Entries provided
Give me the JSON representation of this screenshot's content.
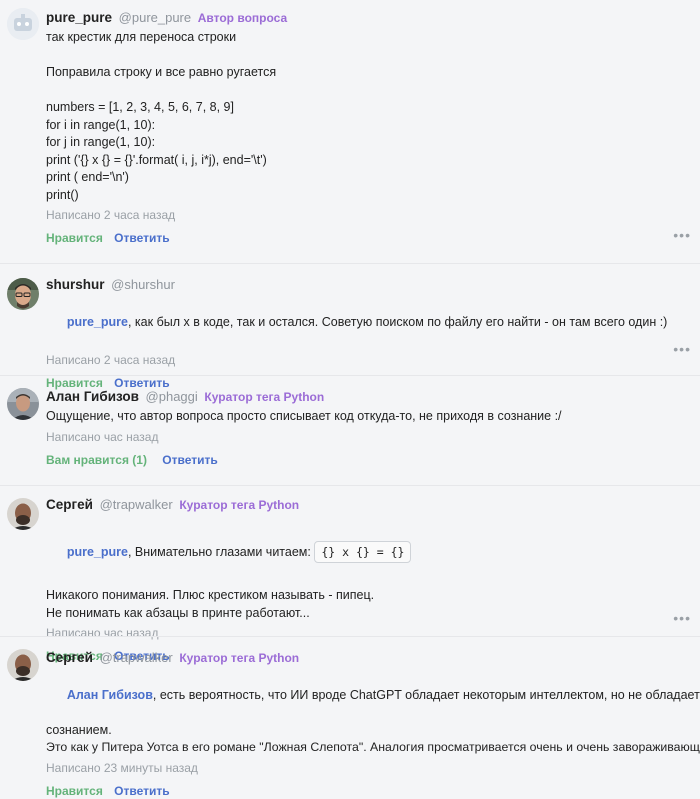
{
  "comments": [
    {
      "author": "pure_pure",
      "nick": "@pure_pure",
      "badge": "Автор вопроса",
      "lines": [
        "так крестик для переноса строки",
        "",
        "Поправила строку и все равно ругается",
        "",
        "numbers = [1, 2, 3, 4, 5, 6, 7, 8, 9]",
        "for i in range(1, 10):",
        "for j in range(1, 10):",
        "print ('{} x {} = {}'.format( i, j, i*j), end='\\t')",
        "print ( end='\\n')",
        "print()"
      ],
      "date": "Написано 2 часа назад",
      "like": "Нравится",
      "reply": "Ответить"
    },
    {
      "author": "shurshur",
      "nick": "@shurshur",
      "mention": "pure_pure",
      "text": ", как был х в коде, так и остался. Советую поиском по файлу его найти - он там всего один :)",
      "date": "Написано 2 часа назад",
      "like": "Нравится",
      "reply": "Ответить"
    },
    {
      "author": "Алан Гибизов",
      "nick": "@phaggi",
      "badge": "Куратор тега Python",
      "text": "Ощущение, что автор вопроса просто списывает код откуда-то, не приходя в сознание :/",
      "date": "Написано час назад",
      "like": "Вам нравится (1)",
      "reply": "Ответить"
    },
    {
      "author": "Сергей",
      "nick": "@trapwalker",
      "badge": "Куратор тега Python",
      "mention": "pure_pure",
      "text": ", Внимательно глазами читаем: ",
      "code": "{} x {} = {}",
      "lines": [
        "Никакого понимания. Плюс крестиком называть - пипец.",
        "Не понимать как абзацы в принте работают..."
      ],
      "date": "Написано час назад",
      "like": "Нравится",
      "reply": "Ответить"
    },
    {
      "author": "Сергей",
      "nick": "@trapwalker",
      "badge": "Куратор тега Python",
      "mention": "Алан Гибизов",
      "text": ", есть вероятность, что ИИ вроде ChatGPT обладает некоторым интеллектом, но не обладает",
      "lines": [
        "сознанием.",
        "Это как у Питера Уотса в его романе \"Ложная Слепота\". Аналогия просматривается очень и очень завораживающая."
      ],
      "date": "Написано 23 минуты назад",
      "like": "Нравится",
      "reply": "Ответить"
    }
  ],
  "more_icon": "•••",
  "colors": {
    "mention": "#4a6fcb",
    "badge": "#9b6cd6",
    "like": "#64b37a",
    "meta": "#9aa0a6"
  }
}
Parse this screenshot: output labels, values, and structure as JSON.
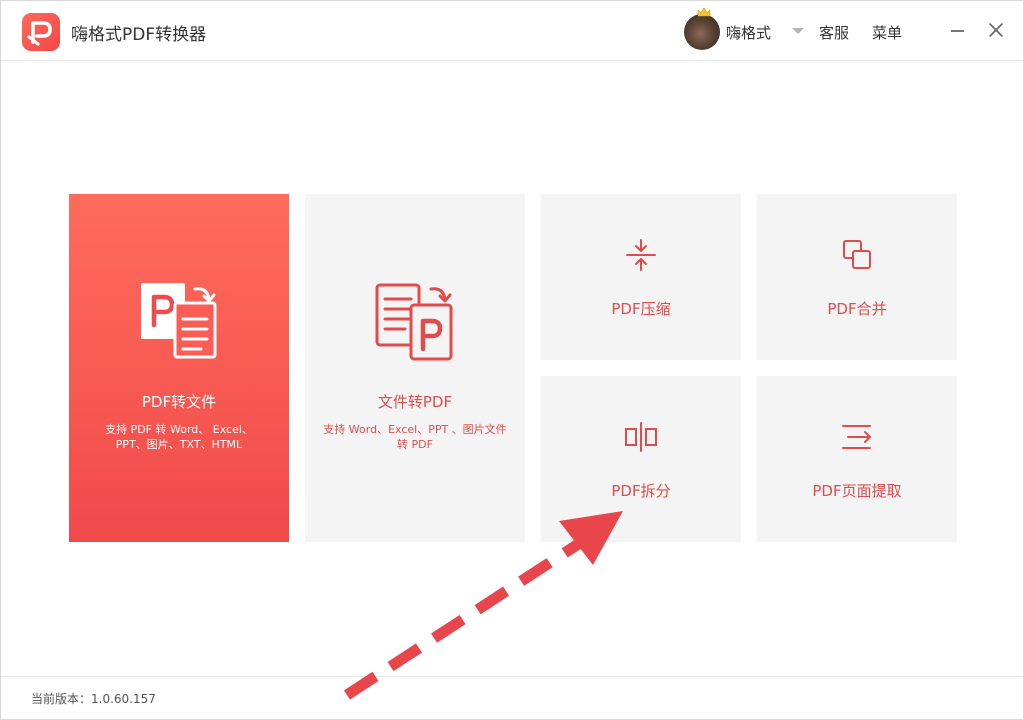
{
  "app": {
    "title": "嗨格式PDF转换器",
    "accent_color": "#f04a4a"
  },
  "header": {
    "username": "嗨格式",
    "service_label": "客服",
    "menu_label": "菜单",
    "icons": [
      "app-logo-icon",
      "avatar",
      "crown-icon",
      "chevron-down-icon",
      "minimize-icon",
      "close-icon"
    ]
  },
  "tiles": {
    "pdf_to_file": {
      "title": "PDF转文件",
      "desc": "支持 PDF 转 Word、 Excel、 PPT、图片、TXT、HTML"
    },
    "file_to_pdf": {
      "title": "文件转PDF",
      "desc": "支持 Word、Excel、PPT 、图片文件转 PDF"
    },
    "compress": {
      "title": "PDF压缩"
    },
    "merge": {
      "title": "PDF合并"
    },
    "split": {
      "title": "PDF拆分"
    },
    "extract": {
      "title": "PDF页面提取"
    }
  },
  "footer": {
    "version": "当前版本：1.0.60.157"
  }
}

* * *

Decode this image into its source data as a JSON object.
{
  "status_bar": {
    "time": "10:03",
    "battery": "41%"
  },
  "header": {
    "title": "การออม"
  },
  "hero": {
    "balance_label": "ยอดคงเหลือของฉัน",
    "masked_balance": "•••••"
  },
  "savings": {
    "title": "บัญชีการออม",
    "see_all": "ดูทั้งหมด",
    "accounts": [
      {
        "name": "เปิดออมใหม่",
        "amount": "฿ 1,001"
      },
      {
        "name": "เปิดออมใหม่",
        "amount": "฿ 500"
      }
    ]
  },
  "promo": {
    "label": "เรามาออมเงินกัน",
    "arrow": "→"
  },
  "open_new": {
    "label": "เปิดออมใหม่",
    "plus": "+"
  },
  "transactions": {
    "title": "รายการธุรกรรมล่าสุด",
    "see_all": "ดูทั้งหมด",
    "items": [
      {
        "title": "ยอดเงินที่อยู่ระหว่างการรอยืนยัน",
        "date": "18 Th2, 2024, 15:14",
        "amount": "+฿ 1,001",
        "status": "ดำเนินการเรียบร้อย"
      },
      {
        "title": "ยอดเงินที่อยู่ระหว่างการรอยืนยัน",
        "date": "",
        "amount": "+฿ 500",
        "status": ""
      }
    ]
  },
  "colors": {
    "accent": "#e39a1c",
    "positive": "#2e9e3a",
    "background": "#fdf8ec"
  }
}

* * *

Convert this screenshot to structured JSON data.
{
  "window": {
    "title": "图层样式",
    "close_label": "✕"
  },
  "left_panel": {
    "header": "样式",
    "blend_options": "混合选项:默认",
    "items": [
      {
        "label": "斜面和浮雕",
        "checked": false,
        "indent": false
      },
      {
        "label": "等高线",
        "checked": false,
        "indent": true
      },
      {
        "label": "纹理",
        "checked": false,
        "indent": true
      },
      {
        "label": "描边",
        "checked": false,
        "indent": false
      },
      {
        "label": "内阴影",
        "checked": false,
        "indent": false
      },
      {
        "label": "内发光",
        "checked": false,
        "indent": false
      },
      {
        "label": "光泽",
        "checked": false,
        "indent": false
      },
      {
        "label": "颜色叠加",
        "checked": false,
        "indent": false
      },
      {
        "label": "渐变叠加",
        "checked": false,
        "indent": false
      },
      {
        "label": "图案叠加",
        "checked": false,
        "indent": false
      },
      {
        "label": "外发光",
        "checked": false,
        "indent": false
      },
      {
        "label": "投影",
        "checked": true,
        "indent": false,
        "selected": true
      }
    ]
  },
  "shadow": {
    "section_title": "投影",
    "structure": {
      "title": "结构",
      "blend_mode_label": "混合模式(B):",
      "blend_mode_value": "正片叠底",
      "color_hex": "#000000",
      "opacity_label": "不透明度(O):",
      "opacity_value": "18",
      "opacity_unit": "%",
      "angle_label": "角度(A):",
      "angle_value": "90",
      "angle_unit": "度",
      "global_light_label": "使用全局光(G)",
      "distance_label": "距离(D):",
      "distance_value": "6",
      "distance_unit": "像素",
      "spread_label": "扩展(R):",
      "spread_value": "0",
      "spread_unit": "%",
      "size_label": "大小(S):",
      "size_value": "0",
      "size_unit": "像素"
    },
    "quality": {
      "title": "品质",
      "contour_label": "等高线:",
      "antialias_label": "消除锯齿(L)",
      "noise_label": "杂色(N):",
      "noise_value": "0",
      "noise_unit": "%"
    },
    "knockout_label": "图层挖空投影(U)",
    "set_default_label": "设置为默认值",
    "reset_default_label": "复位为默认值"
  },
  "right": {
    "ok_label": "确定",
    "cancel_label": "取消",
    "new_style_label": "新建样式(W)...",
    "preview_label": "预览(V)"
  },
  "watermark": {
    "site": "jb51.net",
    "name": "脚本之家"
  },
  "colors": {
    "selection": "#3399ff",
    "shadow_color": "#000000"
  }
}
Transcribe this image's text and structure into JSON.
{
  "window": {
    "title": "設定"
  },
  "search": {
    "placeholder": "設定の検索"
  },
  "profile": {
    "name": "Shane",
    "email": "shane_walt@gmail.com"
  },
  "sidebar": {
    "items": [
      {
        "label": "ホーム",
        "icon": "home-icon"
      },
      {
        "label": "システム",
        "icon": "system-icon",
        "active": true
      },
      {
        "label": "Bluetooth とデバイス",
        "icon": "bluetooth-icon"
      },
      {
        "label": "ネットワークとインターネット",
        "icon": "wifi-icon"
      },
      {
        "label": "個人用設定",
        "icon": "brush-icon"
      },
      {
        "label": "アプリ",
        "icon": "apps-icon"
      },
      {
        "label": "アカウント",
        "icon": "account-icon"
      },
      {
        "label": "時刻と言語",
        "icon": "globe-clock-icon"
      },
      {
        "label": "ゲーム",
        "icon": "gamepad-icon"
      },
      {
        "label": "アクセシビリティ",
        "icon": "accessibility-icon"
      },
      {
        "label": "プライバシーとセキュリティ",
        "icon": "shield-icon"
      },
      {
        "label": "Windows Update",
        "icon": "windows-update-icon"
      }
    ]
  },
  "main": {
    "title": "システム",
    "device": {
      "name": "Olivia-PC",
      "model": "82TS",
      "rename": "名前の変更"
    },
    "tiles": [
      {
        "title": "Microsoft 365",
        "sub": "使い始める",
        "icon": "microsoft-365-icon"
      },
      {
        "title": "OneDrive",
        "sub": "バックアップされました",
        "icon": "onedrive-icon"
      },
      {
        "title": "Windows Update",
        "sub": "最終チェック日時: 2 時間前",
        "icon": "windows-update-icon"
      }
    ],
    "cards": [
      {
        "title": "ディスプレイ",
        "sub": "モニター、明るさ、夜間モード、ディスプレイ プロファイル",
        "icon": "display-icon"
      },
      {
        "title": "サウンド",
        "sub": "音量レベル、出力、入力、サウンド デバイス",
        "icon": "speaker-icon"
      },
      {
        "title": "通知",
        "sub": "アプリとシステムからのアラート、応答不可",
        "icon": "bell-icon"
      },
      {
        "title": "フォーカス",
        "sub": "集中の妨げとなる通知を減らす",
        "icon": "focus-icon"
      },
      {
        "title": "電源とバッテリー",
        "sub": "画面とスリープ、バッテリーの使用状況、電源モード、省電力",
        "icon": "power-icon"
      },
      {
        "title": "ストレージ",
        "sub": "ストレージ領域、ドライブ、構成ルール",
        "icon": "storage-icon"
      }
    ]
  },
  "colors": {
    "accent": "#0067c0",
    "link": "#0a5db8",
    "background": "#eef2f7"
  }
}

What you have to do
Copy each line containing the word "JSON" from the data.

Answer below
Give me the JSON representation of this screenshot's content.
Parse this screenshot: output labels, values, and structure as JSON.
Decode this image into its source data as a JSON object.
Convert this screenshot to structured JSON data.
Transcribe this image's text and structure into JSON.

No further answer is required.